>>>>>

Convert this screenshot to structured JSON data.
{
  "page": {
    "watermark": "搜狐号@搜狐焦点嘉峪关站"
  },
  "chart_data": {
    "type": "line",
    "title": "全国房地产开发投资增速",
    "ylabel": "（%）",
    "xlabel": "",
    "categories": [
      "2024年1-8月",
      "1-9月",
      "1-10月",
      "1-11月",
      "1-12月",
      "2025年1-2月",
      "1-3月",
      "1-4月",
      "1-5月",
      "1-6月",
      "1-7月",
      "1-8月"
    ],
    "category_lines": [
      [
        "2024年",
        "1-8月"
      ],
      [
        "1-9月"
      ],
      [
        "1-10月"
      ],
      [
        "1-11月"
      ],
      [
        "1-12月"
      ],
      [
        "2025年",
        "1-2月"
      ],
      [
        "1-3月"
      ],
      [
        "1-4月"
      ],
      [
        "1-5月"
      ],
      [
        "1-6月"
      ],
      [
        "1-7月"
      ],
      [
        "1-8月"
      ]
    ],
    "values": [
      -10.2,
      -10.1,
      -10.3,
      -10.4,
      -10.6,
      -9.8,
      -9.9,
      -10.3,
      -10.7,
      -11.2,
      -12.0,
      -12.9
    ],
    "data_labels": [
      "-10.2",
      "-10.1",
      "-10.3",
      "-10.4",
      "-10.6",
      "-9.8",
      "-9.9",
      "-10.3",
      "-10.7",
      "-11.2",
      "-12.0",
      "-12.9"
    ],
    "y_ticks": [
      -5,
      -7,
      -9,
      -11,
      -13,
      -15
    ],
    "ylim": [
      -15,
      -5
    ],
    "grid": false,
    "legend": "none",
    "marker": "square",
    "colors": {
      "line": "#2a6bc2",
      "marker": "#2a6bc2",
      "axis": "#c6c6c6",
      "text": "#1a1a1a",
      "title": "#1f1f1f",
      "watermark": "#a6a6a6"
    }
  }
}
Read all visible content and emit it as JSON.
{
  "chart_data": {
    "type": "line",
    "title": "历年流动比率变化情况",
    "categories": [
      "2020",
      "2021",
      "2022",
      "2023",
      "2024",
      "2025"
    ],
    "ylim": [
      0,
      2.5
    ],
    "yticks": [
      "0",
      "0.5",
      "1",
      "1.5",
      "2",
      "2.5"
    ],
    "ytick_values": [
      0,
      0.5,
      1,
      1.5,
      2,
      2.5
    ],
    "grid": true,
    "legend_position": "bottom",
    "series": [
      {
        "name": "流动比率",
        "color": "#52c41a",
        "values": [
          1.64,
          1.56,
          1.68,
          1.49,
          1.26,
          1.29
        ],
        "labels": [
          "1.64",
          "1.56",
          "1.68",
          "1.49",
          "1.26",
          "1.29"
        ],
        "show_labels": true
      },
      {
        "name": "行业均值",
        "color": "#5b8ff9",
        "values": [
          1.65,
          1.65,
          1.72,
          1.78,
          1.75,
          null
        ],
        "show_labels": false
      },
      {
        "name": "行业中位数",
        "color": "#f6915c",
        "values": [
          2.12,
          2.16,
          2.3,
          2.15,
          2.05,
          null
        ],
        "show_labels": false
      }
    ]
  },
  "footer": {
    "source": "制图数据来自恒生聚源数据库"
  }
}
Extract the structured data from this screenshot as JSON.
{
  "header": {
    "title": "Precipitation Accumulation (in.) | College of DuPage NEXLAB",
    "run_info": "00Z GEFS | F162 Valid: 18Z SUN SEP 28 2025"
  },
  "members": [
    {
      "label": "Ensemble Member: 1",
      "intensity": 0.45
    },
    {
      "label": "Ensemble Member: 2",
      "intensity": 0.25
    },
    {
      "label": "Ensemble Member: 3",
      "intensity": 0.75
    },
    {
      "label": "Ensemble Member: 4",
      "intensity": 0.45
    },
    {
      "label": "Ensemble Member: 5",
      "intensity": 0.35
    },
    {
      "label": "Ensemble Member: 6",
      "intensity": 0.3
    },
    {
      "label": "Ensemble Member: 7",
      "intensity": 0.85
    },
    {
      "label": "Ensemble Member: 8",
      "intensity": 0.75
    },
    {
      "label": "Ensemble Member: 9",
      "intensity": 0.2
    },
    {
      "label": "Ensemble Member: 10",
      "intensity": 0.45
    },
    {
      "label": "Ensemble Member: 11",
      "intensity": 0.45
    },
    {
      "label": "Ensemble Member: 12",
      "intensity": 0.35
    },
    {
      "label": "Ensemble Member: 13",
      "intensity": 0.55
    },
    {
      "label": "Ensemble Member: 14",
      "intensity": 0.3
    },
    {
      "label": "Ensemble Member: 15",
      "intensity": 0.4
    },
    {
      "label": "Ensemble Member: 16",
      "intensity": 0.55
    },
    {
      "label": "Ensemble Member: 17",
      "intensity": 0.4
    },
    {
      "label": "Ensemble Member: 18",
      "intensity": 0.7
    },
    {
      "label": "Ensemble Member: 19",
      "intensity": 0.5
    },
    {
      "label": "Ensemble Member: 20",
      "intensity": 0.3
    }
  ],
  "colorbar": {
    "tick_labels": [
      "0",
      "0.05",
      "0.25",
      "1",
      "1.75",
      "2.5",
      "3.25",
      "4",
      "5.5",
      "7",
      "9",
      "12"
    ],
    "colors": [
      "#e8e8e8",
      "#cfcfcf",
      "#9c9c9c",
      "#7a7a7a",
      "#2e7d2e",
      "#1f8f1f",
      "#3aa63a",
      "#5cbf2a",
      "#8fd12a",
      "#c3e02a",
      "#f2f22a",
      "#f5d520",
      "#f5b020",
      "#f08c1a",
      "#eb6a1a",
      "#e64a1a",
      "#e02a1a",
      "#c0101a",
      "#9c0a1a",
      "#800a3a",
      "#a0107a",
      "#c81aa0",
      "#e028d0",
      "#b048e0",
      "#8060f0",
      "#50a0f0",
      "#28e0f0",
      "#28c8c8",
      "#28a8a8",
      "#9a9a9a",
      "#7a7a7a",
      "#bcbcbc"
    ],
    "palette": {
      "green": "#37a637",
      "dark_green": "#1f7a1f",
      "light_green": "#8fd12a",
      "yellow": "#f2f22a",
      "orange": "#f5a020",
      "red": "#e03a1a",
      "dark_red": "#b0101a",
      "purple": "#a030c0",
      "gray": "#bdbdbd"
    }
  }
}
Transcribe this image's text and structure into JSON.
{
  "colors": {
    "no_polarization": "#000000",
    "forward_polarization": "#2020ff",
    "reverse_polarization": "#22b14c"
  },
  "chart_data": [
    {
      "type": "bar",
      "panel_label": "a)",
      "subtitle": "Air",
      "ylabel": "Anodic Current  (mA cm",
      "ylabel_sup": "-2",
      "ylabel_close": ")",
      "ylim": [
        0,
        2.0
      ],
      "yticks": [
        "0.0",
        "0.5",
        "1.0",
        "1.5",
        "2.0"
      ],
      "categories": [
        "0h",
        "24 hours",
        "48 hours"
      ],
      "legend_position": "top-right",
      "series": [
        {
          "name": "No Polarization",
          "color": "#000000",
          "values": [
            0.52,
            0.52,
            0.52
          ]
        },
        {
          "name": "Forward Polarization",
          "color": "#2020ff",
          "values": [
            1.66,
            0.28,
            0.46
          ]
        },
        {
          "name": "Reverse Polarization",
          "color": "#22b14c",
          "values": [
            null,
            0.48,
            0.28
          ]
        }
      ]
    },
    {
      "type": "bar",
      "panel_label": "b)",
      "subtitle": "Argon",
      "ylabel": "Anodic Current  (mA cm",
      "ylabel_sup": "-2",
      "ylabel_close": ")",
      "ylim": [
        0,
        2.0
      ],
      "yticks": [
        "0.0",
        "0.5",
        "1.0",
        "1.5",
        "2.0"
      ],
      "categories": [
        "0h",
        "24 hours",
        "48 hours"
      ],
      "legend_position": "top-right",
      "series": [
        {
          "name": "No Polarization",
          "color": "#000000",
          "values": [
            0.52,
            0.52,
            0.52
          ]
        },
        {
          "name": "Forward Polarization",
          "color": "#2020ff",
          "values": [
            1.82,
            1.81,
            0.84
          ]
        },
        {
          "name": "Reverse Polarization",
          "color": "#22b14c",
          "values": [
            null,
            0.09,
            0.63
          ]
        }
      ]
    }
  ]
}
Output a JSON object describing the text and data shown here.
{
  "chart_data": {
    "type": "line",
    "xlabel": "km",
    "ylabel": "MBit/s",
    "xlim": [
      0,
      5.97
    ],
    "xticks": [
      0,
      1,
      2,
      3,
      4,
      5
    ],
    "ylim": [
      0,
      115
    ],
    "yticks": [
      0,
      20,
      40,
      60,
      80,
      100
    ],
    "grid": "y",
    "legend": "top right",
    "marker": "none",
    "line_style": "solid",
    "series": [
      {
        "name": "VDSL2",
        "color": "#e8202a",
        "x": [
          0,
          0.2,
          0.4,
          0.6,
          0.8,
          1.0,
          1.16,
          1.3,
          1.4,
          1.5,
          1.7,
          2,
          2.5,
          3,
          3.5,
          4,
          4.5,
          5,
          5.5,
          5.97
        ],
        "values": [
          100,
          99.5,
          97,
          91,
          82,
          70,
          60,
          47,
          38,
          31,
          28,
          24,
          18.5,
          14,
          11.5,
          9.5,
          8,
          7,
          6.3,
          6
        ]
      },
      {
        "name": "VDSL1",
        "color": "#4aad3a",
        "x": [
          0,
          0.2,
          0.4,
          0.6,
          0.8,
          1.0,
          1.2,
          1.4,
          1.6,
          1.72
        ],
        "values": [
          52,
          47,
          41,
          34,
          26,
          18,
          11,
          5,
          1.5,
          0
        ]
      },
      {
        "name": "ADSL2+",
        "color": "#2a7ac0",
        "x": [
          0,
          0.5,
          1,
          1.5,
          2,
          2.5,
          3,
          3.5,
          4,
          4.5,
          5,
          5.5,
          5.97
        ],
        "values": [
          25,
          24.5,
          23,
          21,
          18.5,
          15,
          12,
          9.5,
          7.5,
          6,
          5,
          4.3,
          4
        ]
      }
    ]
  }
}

<<<<<

### THE TASK
Show all lines in the entries above where the string "text" appears.

### ANSWER TO THE TASK
      "text": "#1a1a1a",
Transcribe this image's text and structure into JSON.
Output a JSON object describing the text and data shown here.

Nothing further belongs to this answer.